## PROBLEM STATEMENT
Reproduce every one of the records below line by line, without changing a single character.

## DATASET EXTRACT
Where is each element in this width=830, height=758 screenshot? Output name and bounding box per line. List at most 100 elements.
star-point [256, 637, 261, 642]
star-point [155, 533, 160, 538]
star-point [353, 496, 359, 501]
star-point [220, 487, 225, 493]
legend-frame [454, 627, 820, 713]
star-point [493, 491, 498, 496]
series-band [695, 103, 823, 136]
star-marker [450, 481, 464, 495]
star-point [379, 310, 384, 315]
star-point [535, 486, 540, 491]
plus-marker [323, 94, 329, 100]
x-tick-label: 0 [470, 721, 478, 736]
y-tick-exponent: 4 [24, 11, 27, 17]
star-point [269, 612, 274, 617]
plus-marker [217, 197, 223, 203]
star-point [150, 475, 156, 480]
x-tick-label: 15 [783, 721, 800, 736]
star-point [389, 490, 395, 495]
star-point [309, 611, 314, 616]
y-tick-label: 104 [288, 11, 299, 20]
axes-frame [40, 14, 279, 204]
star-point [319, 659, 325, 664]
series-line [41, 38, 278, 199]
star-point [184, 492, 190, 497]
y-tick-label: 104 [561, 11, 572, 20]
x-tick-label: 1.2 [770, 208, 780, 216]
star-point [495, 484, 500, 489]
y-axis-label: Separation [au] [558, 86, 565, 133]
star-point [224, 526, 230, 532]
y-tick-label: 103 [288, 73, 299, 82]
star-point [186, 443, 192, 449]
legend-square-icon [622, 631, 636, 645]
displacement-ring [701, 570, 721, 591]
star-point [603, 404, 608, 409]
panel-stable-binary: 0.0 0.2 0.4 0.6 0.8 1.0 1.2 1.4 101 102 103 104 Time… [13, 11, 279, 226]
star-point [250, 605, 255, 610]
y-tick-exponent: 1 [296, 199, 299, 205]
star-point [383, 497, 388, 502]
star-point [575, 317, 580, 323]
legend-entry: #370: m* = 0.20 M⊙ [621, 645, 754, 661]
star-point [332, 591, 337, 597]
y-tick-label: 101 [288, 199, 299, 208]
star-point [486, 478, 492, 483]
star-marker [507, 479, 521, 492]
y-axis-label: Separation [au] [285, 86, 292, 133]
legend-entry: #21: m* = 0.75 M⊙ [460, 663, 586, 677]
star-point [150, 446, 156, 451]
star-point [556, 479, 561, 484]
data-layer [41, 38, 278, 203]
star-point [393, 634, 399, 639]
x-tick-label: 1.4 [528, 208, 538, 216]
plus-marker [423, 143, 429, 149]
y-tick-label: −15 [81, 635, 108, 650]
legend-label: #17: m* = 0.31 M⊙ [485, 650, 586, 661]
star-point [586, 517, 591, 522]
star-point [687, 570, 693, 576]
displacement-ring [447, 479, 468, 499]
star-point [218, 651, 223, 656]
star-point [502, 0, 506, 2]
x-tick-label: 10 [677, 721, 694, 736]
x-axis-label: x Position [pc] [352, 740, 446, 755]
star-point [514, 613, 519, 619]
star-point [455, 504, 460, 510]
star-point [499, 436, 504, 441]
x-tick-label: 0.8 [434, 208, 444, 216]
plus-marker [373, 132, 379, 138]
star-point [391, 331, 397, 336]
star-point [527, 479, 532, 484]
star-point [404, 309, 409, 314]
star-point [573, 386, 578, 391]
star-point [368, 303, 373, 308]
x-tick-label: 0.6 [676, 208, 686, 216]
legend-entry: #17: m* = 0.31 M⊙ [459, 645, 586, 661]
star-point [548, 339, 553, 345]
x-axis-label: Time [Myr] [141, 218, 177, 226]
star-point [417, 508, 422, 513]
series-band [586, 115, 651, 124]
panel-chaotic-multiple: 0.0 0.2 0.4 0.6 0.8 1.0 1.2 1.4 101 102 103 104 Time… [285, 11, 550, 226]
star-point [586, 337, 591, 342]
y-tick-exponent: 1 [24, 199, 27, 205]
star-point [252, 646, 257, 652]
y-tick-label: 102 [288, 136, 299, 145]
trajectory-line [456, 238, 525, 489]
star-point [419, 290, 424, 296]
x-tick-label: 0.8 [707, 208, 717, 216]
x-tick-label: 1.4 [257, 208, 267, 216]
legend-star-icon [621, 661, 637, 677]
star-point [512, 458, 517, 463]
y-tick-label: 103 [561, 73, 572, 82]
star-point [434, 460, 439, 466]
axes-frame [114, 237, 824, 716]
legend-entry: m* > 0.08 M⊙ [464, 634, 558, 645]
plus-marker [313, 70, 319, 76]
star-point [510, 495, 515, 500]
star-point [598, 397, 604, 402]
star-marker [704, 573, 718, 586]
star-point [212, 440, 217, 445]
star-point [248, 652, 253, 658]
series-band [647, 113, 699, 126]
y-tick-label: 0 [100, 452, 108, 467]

## REPLY TO THE EXERCISE
Where is each element in this width=830, height=758 screenshot? Output name and bounding box per line. List at most 100 elements.
star-point [256, 637, 261, 642]
star-point [155, 533, 160, 538]
star-point [353, 496, 359, 501]
star-point [220, 487, 225, 493]
legend-frame [454, 627, 820, 713]
star-point [493, 491, 498, 496]
series-band [695, 103, 823, 136]
star-marker [450, 481, 464, 495]
star-point [379, 310, 384, 315]
star-point [535, 486, 540, 491]
plus-marker [323, 94, 329, 100]
x-tick-label: 0 [470, 721, 478, 736]
y-tick-exponent: 4 [24, 11, 27, 17]
star-point [269, 612, 274, 617]
plus-marker [217, 197, 223, 203]
star-point [150, 475, 156, 480]
x-tick-label: 15 [783, 721, 800, 736]
star-point [389, 490, 395, 495]
star-point [309, 611, 314, 616]
y-tick-label: 104 [288, 11, 299, 20]
axes-frame [40, 14, 279, 204]
star-point [319, 659, 325, 664]
series-line [41, 38, 278, 199]
star-point [184, 492, 190, 497]
y-tick-label: 104 [561, 11, 572, 20]
x-tick-label: 1.2 [770, 208, 780, 216]
star-point [495, 484, 500, 489]
y-axis-label: Separation [au] [558, 86, 565, 133]
star-point [224, 526, 230, 532]
y-tick-label: 103 [288, 73, 299, 82]
star-point [186, 443, 192, 449]
legend-square-icon [622, 631, 636, 645]
displacement-ring [701, 570, 721, 591]
star-point [603, 404, 608, 409]
panel-stable-binary: 0.0 0.2 0.4 0.6 0.8 1.0 1.2 1.4 101 102 103 104 Time… [13, 11, 279, 226]
star-point [250, 605, 255, 610]
y-tick-exponent: 1 [296, 199, 299, 205]
star-point [383, 497, 388, 502]
star-point [575, 317, 580, 323]
legend-entry: #370: m* = 0.20 M⊙ [621, 645, 754, 661]
star-point [332, 591, 337, 597]
y-tick-label: 101 [288, 199, 299, 208]
star-point [486, 478, 492, 483]
star-marker [507, 479, 521, 492]
y-axis-label: Separation [au] [285, 86, 292, 133]
legend-entry: #21: m* = 0.75 M⊙ [460, 663, 586, 677]
star-point [150, 446, 156, 451]
star-point [556, 479, 561, 484]
data-layer [41, 38, 278, 203]
star-point [393, 634, 399, 639]
x-tick-label: 1.4 [528, 208, 538, 216]
plus-marker [423, 143, 429, 149]
y-tick-label: −15 [81, 635, 108, 650]
legend-label: #17: m* = 0.31 M⊙ [485, 650, 586, 661]
star-point [586, 517, 591, 522]
star-point [687, 570, 693, 576]
displacement-ring [447, 479, 468, 499]
star-point [218, 651, 223, 656]
star-point [502, 0, 506, 2]
x-tick-label: 10 [677, 721, 694, 736]
x-axis-label: x Position [pc] [352, 740, 446, 755]
star-point [514, 613, 519, 619]
star-point [455, 504, 460, 510]
star-point [499, 436, 504, 441]
x-tick-label: 0.8 [434, 208, 444, 216]
plus-marker [373, 132, 379, 138]
star-point [391, 331, 397, 336]
star-point [527, 479, 532, 484]
star-point [404, 309, 409, 314]
star-point [573, 386, 578, 391]
star-point [368, 303, 373, 308]
x-tick-label: 0.6 [676, 208, 686, 216]
legend-entry: #17: m* = 0.31 M⊙ [459, 645, 586, 661]
star-point [548, 339, 553, 345]
x-axis-label: Time [Myr] [141, 218, 177, 226]
star-point [417, 508, 422, 513]
series-band [586, 115, 651, 124]
panel-chaotic-multiple: 0.0 0.2 0.4 0.6 0.8 1.0 1.2 1.4 101 102 103 104 Time… [285, 11, 550, 226]
star-point [586, 337, 591, 342]
y-tick-exponent: 1 [24, 199, 27, 205]
star-point [252, 646, 257, 652]
y-tick-label: 102 [288, 136, 299, 145]
trajectory-line [456, 238, 525, 489]
star-point [419, 290, 424, 296]
x-tick-label: 0.8 [707, 208, 717, 216]
x-tick-label: 1.4 [257, 208, 267, 216]
legend-star-icon [621, 661, 637, 677]
star-point [512, 458, 517, 463]
y-tick-label: 103 [561, 73, 572, 82]
star-point [434, 460, 439, 466]
axes-frame [114, 237, 824, 716]
legend-entry: m* > 0.08 M⊙ [464, 634, 558, 645]
plus-marker [313, 70, 319, 76]
star-point [510, 495, 515, 500]
star-point [598, 397, 604, 402]
star-marker [704, 573, 718, 586]
star-point [212, 440, 217, 445]
star-point [248, 652, 253, 658]
series-band [647, 113, 699, 126]
y-tick-label: 0 [100, 452, 108, 467]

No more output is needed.